:: Exercise brief ::
Print all the records exactly, please.

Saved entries
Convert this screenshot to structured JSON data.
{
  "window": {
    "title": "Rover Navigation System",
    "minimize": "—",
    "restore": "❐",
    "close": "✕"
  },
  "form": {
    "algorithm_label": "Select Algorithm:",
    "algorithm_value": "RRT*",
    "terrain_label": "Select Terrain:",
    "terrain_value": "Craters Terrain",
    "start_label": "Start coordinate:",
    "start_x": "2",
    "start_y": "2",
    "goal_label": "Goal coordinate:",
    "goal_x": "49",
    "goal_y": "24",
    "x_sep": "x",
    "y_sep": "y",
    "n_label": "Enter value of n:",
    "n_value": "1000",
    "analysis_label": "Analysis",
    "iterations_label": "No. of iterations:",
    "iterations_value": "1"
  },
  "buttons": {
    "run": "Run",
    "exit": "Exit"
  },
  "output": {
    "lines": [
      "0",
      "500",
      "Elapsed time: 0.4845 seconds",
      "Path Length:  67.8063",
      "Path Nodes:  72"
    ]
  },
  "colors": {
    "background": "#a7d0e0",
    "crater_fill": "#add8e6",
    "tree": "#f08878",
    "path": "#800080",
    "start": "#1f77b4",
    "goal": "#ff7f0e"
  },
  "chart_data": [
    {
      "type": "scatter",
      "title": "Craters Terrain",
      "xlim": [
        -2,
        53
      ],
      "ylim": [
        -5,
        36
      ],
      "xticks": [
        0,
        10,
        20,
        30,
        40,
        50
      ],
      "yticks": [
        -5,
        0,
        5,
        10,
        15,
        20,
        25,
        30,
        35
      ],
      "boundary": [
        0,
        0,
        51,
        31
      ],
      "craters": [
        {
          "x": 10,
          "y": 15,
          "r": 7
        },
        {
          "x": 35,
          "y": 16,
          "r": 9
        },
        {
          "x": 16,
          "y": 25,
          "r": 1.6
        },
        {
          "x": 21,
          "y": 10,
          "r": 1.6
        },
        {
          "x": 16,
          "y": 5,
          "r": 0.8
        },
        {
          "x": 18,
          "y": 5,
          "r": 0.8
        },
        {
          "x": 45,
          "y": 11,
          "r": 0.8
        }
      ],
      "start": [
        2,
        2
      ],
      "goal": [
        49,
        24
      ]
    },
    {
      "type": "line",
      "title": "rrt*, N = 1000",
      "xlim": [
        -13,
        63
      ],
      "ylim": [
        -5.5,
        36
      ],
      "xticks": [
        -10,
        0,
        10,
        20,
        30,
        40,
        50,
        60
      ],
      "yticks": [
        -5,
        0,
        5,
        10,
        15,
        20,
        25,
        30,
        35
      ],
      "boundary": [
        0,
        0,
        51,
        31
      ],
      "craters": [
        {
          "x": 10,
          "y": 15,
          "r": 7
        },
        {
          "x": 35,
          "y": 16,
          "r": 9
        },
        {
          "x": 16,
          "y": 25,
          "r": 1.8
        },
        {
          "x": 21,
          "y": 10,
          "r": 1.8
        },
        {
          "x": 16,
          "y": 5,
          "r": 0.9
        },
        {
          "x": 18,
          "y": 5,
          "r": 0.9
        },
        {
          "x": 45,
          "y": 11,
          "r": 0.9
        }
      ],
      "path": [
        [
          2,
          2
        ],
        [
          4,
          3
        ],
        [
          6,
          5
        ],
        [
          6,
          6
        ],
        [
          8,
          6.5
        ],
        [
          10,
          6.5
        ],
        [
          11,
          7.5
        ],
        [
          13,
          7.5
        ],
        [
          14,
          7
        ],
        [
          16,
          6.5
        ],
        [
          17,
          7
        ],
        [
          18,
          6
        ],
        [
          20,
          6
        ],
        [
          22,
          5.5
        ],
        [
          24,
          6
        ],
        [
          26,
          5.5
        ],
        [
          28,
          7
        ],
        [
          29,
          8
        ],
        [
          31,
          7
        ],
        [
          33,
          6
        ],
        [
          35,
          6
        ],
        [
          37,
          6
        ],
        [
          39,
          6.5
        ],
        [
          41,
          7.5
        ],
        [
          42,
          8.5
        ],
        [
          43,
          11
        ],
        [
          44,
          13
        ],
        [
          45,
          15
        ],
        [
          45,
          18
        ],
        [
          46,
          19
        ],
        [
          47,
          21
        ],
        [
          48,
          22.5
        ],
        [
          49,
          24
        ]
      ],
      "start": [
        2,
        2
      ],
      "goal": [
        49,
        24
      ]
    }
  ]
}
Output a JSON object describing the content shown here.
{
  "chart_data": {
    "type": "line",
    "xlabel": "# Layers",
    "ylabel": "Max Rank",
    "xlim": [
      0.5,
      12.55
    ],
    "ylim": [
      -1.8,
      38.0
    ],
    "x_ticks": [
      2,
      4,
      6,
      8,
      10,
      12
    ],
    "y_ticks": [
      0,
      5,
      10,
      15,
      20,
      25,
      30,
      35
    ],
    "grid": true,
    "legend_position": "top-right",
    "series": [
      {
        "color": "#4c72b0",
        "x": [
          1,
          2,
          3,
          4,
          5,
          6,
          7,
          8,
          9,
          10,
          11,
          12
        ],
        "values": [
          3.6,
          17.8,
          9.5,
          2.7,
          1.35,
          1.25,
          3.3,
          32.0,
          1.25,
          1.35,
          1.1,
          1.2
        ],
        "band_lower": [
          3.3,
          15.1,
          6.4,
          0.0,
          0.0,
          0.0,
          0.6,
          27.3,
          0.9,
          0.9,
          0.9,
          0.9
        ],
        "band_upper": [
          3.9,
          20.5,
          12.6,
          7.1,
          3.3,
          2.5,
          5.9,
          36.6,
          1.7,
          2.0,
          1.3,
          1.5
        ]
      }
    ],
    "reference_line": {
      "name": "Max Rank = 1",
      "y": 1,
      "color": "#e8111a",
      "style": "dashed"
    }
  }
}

:: The solution ::
Convert this screenshot to structured JSON data.
{
  "window": {
    "title": "Rover Navigation System",
    "minimize": "—",
    "restore": "❐",
    "close": "✕"
  },
  "form": {
    "algorithm_label": "Select Algorithm:",
    "algorithm_value": "RRT*",
    "terrain_label": "Select Terrain:",
    "terrain_value": "Craters Terrain",
    "start_label": "Start coordinate:",
    "start_x": "2",
    "start_y": "2",
    "goal_label": "Goal coordinate:",
    "goal_x": "49",
    "goal_y": "24",
    "x_sep": "x",
    "y_sep": "y",
    "n_label": "Enter value of n:",
    "n_value": "1000",
    "analysis_label": "Analysis",
    "iterations_label": "No. of iterations:",
    "iterations_value": "1"
  },
  "buttons": {
    "run": "Run",
    "exit": "Exit"
  },
  "output": {
    "lines": [
      "0",
      "500",
      "Elapsed time: 0.4845 seconds",
      "Path Length:  67.8063",
      "Path Nodes:  72"
    ]
  },
  "colors": {
    "background": "#a7d0e0",
    "crater_fill": "#add8e6",
    "tree": "#f08878",
    "path": "#800080",
    "start": "#1f77b4",
    "goal": "#ff7f0e"
  },
  "chart_data": [
    {
      "type": "scatter",
      "title": "Craters Terrain",
      "xlim": [
        -2,
        53
      ],
      "ylim": [
        -5,
        36
      ],
      "xticks": [
        0,
        10,
        20,
        30,
        40,
        50
      ],
      "yticks": [
        -5,
        0,
        5,
        10,
        15,
        20,
        25,
        30,
        35
      ],
      "boundary": [
        0,
        0,
        51,
        31
      ],
      "craters": [
        {
          "x": 10,
          "y": 15,
          "r": 7
        },
        {
          "x": 35,
          "y": 16,
          "r": 9
        },
        {
          "x": 16,
          "y": 25,
          "r": 1.6
        },
        {
          "x": 21,
          "y": 10,
          "r": 1.6
        },
        {
          "x": 16,
          "y": 5,
          "r": 0.8
        },
        {
          "x": 18,
          "y": 5,
          "r": 0.8
        },
        {
          "x": 45,
          "y": 11,
          "r": 0.8
        }
      ],
      "start": [
        2,
        2
      ],
      "goal": [
        49,
        24
      ]
    },
    {
      "type": "line",
      "title": "rrt*, N = 1000",
      "xlim": [
        -13,
        63
      ],
      "ylim": [
        -5.5,
        36
      ],
      "xticks": [
        -10,
        0,
        10,
        20,
        30,
        40,
        50,
        60
      ],
      "yticks": [
        -5,
        0,
        5,
        10,
        15,
        20,
        25,
        30,
        35
      ],
      "boundary": [
        0,
        0,
        51,
        31
      ],
      "craters": [
        {
          "x": 10,
          "y": 15,
          "r": 7
        },
        {
          "x": 35,
          "y": 16,
          "r": 9
        },
        {
          "x": 16,
          "y": 25,
          "r": 1.8
        },
        {
          "x": 21,
          "y": 10,
          "r": 1.8
        },
        {
          "x": 16,
          "y": 5,
          "r": 0.9
        },
        {
          "x": 18,
          "y": 5,
          "r": 0.9
        },
        {
          "x": 45,
          "y": 11,
          "r": 0.9
        }
      ],
      "path": [
        [
          2,
          2
        ],
        [
          4,
          3
        ],
        [
          6,
          5
        ],
        [
          6,
          6
        ],
        [
          8,
          6.5
        ],
        [
          10,
          6.5
        ],
        [
          11,
          7.5
        ],
        [
          13,
          7.5
        ],
        [
          14,
          7
        ],
        [
          16,
          6.5
        ],
        [
          17,
          7
        ],
        [
          18,
          6
        ],
        [
          20,
          6
        ],
        [
          22,
          5.5
        ],
        [
          24,
          6
        ],
        [
          26,
          5.5
        ],
        [
          28,
          7
        ],
        [
          29,
          8
        ],
        [
          31,
          7
        ],
        [
          33,
          6
        ],
        [
          35,
          6
        ],
        [
          37,
          6
        ],
        [
          39,
          6.5
        ],
        [
          41,
          7.5
        ],
        [
          42,
          8.5
        ],
        [
          43,
          11
        ],
        [
          44,
          13
        ],
        [
          45,
          15
        ],
        [
          45,
          18
        ],
        [
          46,
          19
        ],
        [
          47,
          21
        ],
        [
          48,
          22.5
        ],
        [
          49,
          24
        ]
      ],
      "start": [
        2,
        2
      ],
      "goal": [
        49,
        24
      ]
    }
  ]
}
Output a JSON object describing the content shown here.
{
  "chart_data": {
    "type": "line",
    "xlabel": "# Layers",
    "ylabel": "Max Rank",
    "xlim": [
      0.5,
      12.55
    ],
    "ylim": [
      -1.8,
      38.0
    ],
    "x_ticks": [
      2,
      4,
      6,
      8,
      10,
      12
    ],
    "y_ticks": [
      0,
      5,
      10,
      15,
      20,
      25,
      30,
      35
    ],
    "grid": true,
    "legend_position": "top-right",
    "series": [
      {
        "color": "#4c72b0",
        "x": [
          1,
          2,
          3,
          4,
          5,
          6,
          7,
          8,
          9,
          10,
          11,
          12
        ],
        "values": [
          3.6,
          17.8,
          9.5,
          2.7,
          1.35,
          1.25,
          3.3,
          32.0,
          1.25,
          1.35,
          1.1,
          1.2
        ],
        "band_lower": [
          3.3,
          15.1,
          6.4,
          0.0,
          0.0,
          0.0,
          0.6,
          27.3,
          0.9,
          0.9,
          0.9,
          0.9
        ],
        "band_upper": [
          3.9,
          20.5,
          12.6,
          7.1,
          3.3,
          2.5,
          5.9,
          36.6,
          1.7,
          2.0,
          1.3,
          1.5
        ]
      }
    ],
    "reference_line": {
      "name": "Max Rank = 1",
      "y": 1,
      "color": "#e8111a",
      "style": "dashed"
    }
  }
}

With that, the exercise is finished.